[Stored records]
[Start]
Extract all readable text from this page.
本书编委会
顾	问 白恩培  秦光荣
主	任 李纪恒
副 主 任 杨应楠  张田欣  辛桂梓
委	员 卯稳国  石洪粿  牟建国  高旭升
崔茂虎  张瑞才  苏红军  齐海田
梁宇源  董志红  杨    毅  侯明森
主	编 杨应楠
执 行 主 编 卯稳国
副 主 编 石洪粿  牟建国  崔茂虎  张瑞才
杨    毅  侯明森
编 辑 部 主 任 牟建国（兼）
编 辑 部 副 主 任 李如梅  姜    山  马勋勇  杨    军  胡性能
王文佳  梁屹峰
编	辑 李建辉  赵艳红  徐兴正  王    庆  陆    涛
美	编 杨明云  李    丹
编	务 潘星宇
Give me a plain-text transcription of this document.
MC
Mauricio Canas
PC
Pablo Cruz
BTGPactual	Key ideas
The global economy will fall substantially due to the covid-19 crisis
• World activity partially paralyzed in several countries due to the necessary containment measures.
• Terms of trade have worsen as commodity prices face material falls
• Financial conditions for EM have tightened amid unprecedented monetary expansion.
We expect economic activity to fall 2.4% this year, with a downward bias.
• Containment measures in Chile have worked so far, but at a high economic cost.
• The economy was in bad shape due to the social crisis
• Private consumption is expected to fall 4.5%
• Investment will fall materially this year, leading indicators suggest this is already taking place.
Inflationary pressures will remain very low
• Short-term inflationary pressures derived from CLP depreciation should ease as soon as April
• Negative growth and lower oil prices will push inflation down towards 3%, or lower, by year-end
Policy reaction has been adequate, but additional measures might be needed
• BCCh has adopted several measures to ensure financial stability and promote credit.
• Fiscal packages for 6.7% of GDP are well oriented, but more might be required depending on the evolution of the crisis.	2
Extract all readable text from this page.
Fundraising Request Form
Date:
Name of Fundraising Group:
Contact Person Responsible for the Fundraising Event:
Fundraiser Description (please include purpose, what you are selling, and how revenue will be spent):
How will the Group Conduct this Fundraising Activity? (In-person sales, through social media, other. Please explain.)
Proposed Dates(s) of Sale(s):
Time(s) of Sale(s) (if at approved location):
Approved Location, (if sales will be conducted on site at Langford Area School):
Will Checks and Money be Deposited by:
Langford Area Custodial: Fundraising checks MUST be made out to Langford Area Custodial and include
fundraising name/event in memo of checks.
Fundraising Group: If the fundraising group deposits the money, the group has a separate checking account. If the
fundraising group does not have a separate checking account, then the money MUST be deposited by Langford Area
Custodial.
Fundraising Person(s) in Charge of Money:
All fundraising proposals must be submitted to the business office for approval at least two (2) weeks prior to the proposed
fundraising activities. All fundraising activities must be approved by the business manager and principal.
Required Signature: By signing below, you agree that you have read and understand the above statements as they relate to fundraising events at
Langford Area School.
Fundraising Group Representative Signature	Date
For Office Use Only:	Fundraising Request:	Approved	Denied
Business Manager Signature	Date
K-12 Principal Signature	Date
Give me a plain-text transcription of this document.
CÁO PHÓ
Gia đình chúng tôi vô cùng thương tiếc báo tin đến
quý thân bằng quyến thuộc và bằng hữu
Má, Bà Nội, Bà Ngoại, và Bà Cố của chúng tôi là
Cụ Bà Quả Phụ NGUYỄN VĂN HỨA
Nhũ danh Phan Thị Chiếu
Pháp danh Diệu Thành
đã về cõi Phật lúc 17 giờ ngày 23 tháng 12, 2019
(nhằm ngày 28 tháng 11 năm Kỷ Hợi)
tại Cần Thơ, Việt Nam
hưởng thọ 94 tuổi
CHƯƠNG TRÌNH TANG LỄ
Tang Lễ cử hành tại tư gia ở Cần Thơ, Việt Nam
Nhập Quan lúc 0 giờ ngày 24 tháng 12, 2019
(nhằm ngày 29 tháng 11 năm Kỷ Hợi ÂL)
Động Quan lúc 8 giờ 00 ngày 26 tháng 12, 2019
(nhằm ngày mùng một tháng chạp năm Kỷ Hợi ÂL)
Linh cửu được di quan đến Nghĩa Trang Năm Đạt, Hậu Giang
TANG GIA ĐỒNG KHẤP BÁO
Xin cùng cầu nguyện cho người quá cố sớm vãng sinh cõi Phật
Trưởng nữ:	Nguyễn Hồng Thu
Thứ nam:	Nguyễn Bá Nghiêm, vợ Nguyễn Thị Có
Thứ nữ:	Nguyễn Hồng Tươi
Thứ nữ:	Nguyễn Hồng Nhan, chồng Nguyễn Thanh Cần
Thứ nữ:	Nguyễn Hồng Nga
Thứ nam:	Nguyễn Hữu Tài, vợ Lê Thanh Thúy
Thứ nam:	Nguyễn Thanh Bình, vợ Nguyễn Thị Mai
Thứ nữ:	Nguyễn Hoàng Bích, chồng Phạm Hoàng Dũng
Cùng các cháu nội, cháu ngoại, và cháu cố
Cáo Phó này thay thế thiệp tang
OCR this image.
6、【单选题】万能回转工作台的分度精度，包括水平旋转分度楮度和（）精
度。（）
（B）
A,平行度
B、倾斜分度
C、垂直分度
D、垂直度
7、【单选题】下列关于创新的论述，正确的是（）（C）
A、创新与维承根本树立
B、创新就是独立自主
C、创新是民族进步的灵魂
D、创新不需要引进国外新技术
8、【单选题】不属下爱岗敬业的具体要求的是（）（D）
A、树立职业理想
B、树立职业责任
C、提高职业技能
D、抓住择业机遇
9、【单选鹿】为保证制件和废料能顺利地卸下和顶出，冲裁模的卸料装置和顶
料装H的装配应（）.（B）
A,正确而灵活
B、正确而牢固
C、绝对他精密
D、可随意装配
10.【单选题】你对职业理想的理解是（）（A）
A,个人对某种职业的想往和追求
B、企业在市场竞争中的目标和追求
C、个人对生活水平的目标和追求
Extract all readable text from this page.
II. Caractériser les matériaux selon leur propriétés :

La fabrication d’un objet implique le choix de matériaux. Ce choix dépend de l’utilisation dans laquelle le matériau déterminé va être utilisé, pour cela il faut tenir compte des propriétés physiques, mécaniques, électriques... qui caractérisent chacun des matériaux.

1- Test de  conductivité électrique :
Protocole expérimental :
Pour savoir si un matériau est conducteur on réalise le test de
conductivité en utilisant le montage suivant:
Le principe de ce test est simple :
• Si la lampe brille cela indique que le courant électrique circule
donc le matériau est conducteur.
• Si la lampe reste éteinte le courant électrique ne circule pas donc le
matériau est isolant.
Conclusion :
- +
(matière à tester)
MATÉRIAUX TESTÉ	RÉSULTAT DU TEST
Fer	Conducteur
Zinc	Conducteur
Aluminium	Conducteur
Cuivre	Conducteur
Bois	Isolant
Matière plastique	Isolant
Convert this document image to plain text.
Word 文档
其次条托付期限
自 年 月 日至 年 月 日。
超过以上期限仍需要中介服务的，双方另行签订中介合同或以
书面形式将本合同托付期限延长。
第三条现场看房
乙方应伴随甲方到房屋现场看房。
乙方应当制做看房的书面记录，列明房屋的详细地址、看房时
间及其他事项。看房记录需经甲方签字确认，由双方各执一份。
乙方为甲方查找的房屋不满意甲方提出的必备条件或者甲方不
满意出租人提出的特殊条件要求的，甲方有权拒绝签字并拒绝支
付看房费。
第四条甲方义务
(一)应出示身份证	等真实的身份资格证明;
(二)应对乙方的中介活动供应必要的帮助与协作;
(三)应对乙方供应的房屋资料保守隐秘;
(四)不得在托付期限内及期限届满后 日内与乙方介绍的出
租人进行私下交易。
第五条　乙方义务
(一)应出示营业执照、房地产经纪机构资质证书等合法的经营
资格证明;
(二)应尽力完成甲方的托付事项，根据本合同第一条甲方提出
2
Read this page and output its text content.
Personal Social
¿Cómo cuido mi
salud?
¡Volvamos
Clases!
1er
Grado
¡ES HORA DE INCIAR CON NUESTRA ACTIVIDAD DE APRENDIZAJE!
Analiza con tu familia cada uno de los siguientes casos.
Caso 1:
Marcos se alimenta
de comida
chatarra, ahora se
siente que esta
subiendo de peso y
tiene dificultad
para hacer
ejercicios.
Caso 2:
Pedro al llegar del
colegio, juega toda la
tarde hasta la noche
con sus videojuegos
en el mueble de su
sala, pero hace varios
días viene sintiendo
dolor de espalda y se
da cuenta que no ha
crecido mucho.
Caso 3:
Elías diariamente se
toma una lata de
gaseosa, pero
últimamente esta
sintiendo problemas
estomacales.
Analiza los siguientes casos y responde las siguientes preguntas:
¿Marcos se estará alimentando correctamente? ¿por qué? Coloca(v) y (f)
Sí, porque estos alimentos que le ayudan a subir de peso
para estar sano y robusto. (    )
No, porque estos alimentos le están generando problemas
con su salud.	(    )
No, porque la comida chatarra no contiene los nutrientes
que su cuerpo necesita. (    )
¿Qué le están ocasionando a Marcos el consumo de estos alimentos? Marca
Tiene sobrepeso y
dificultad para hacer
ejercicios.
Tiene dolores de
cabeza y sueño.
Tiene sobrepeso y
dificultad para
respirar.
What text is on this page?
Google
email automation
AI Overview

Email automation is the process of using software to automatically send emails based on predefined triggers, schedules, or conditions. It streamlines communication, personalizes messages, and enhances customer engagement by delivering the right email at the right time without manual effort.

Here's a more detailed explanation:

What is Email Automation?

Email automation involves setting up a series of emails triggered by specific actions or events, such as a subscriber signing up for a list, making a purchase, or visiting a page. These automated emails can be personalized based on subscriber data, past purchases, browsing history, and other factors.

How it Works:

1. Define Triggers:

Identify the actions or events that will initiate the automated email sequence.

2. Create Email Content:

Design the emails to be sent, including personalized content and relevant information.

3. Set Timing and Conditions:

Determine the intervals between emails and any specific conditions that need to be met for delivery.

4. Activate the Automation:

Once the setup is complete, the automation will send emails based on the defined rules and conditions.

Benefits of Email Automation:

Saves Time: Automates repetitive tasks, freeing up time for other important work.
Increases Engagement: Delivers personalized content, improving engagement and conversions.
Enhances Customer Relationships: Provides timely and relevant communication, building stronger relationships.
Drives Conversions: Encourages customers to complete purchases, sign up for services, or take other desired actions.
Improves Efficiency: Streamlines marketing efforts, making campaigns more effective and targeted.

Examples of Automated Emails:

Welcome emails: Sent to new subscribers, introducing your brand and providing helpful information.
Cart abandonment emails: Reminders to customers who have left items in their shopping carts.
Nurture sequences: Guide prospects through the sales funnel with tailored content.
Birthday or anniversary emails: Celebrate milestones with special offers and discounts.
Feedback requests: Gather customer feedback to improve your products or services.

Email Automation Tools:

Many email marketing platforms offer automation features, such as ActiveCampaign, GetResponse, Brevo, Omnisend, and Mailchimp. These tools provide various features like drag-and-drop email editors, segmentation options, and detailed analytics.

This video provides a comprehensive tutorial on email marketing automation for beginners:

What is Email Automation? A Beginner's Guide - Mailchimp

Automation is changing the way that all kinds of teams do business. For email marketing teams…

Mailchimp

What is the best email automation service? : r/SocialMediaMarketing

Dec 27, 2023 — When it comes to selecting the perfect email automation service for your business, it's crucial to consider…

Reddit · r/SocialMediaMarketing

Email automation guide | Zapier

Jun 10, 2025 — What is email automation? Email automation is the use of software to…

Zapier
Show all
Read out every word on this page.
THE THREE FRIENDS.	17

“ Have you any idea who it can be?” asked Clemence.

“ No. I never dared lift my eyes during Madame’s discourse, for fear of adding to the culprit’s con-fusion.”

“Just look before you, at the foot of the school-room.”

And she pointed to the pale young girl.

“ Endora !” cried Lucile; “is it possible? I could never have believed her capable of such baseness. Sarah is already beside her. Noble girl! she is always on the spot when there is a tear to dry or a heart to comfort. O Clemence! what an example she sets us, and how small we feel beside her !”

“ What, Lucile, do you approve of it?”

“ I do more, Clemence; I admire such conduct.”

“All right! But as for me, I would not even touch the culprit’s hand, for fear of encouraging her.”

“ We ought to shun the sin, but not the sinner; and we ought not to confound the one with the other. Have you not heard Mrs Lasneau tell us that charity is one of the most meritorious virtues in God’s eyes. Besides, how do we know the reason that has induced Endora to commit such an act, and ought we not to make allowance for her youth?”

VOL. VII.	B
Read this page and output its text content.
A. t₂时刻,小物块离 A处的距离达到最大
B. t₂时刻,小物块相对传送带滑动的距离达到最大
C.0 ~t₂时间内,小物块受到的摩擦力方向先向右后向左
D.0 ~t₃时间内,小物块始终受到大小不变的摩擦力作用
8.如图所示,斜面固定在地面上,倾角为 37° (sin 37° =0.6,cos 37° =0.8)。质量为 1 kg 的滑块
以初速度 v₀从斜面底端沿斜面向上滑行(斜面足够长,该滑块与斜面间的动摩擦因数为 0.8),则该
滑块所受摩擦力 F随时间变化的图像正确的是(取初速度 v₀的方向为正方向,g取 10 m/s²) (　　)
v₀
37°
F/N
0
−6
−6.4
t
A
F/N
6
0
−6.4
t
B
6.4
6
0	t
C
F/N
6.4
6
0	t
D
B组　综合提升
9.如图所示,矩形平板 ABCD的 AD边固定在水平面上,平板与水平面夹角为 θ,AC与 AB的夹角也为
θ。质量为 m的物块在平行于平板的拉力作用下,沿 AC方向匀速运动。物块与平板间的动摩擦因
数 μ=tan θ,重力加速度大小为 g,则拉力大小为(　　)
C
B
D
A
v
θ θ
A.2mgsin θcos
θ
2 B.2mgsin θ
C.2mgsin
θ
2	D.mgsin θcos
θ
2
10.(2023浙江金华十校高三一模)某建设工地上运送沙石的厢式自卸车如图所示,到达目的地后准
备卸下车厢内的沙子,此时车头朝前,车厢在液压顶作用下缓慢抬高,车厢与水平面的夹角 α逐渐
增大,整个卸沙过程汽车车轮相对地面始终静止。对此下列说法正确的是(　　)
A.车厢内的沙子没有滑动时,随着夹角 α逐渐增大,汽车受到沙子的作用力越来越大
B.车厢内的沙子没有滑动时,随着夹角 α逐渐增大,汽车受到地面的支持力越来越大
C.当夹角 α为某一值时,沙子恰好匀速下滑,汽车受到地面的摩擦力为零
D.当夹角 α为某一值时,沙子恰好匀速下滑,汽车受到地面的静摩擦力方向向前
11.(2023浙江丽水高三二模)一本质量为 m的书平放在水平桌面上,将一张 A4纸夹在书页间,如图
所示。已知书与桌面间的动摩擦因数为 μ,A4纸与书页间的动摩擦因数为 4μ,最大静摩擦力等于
[End]
State the count of lines with the word "Signature" in them, and write nothing else.

(THE COMPLETED TASK)
4